--- Begin EXCERPTED RECORDS ---

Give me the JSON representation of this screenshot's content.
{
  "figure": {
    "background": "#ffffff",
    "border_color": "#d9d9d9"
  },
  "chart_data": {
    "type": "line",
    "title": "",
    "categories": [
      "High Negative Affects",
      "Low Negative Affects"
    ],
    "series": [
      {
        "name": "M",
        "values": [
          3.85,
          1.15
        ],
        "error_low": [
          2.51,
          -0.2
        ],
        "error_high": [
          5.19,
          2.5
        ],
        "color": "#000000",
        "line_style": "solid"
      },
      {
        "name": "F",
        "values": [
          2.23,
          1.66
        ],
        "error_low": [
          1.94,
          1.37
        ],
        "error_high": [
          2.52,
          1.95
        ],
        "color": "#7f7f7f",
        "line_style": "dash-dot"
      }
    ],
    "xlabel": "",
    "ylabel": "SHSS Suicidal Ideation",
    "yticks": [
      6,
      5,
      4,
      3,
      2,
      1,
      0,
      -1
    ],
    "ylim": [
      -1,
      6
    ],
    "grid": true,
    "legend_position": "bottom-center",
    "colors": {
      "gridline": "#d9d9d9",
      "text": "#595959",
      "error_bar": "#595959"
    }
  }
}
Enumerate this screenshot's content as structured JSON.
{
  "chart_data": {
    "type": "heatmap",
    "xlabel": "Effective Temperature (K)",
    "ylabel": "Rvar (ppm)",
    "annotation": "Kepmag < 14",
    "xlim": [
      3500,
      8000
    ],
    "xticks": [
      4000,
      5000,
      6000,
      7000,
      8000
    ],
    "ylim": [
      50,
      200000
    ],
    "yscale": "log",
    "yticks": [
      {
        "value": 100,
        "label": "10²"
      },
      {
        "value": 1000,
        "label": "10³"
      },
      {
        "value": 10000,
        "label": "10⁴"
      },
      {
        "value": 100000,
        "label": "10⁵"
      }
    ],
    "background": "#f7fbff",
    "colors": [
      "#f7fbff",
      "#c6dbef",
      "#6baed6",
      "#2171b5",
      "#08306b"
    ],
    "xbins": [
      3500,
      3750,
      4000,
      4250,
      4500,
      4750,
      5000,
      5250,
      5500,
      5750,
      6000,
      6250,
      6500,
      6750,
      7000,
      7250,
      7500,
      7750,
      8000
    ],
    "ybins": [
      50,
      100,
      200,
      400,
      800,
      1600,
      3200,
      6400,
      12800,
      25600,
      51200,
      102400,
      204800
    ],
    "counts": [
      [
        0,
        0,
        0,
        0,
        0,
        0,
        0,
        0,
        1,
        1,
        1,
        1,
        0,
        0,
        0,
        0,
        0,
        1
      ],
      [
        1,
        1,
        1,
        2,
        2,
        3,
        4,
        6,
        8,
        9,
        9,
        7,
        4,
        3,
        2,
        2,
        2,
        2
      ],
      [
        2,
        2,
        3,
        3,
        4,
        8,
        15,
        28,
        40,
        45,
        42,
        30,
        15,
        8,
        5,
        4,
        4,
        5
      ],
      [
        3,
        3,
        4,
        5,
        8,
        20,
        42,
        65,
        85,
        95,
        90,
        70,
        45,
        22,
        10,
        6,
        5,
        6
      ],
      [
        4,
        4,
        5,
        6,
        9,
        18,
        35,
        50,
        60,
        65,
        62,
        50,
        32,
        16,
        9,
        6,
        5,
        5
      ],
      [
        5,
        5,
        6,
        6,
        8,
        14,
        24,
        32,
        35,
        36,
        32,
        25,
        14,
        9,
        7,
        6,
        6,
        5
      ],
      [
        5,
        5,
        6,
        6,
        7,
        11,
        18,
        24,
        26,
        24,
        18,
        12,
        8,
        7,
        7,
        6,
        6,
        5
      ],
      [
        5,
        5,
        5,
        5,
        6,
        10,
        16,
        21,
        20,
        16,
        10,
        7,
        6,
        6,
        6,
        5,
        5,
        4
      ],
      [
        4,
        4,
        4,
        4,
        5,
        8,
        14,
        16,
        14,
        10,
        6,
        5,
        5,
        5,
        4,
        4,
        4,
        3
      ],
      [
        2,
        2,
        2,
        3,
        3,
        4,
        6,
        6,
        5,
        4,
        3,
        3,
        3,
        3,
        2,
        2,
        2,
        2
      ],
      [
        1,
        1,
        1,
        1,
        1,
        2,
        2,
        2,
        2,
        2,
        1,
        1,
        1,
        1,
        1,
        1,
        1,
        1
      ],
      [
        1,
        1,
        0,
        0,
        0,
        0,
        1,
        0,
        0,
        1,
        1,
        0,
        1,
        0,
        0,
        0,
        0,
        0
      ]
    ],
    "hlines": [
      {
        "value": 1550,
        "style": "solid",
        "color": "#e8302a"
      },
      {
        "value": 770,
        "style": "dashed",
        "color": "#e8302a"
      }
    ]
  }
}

--- End EXCERPTED RECORDS ---

» SET EXERCISE: Output every record above exactly as it appears.

» OUTPUT BELOW:
Give me the JSON representation of this screenshot's content.
{
  "figure": {
    "background": "#ffffff",
    "border_color": "#d9d9d9"
  },
  "chart_data": {
    "type": "line",
    "title": "",
    "categories": [
      "High Negative Affects",
      "Low Negative Affects"
    ],
    "series": [
      {
        "name": "M",
        "values": [
          3.85,
          1.15
        ],
        "error_low": [
          2.51,
          -0.2
        ],
        "error_high": [
          5.19,
          2.5
        ],
        "color": "#000000",
        "line_style": "solid"
      },
      {
        "name": "F",
        "values": [
          2.23,
          1.66
        ],
        "error_low": [
          1.94,
          1.37
        ],
        "error_high": [
          2.52,
          1.95
        ],
        "color": "#7f7f7f",
        "line_style": "dash-dot"
      }
    ],
    "xlabel": "",
    "ylabel": "SHSS Suicidal Ideation",
    "yticks": [
      6,
      5,
      4,
      3,
      2,
      1,
      0,
      -1
    ],
    "ylim": [
      -1,
      6
    ],
    "grid": true,
    "legend_position": "bottom-center",
    "colors": {
      "gridline": "#d9d9d9",
      "text": "#595959",
      "error_bar": "#595959"
    }
  }
}
Enumerate this screenshot's content as structured JSON.
{
  "chart_data": {
    "type": "heatmap",
    "xlabel": "Effective Temperature (K)",
    "ylabel": "Rvar (ppm)",
    "annotation": "Kepmag < 14",
    "xlim": [
      3500,
      8000
    ],
    "xticks": [
      4000,
      5000,
      6000,
      7000,
      8000
    ],
    "ylim": [
      50,
      200000
    ],
    "yscale": "log",
    "yticks": [
      {
        "value": 100,
        "label": "10²"
      },
      {
        "value": 1000,
        "label": "10³"
      },
      {
        "value": 10000,
        "label": "10⁴"
      },
      {
        "value": 100000,
        "label": "10⁵"
      }
    ],
    "background": "#f7fbff",
    "colors": [
      "#f7fbff",
      "#c6dbef",
      "#6baed6",
      "#2171b5",
      "#08306b"
    ],
    "xbins": [
      3500,
      3750,
      4000,
      4250,
      4500,
      4750,
      5000,
      5250,
      5500,
      5750,
      6000,
      6250,
      6500,
      6750,
      7000,
      7250,
      7500,
      7750,
      8000
    ],
    "ybins": [
      50,
      100,
      200,
      400,
      800,
      1600,
      3200,
      6400,
      12800,
      25600,
      51200,
      102400,
      204800
    ],
    "counts": [
      [
        0,
        0,
        0,
        0,
        0,
        0,
        0,
        0,
        1,
        1,
        1,
        1,
        0,
        0,
        0,
        0,
        0,
        1
      ],
      [
        1,
        1,
        1,
        2,
        2,
        3,
        4,
        6,
        8,
        9,
        9,
        7,
        4,
        3,
        2,
        2,
        2,
        2
      ],
      [
        2,
        2,
        3,
        3,
        4,
        8,
        15,
        28,
        40,
        45,
        42,
        30,
        15,
        8,
        5,
        4,
        4,
        5
      ],
      [
        3,
        3,
        4,
        5,
        8,
        20,
        42,
        65,
        85,
        95,
        90,
        70,
        45,
        22,
        10,
        6,
        5,
        6
      ],
      [
        4,
        4,
        5,
        6,
        9,
        18,
        35,
        50,
        60,
        65,
        62,
        50,
        32,
        16,
        9,
        6,
        5,
        5
      ],
      [
        5,
        5,
        6,
        6,
        8,
        14,
        24,
        32,
        35,
        36,
        32,
        25,
        14,
        9,
        7,
        6,
        6,
        5
      ],
      [
        5,
        5,
        6,
        6,
        7,
        11,
        18,
        24,
        26,
        24,
        18,
        12,
        8,
        7,
        7,
        6,
        6,
        5
      ],
      [
        5,
        5,
        5,
        5,
        6,
        10,
        16,
        21,
        20,
        16,
        10,
        7,
        6,
        6,
        6,
        5,
        5,
        4
      ],
      [
        4,
        4,
        4,
        4,
        5,
        8,
        14,
        16,
        14,
        10,
        6,
        5,
        5,
        5,
        4,
        4,
        4,
        3
      ],
      [
        2,
        2,
        2,
        3,
        3,
        4,
        6,
        6,
        5,
        4,
        3,
        3,
        3,
        3,
        2,
        2,
        2,
        2
      ],
      [
        1,
        1,
        1,
        1,
        1,
        2,
        2,
        2,
        2,
        2,
        1,
        1,
        1,
        1,
        1,
        1,
        1,
        1
      ],
      [
        1,
        1,
        0,
        0,
        0,
        0,
        1,
        0,
        0,
        1,
        1,
        0,
        1,
        0,
        0,
        0,
        0,
        0
      ]
    ],
    "hlines": [
      {
        "value": 1550,
        "style": "solid",
        "color": "#e8302a"
      },
      {
        "value": 770,
        "style": "dashed",
        "color": "#e8302a"
      }
    ]
  }
}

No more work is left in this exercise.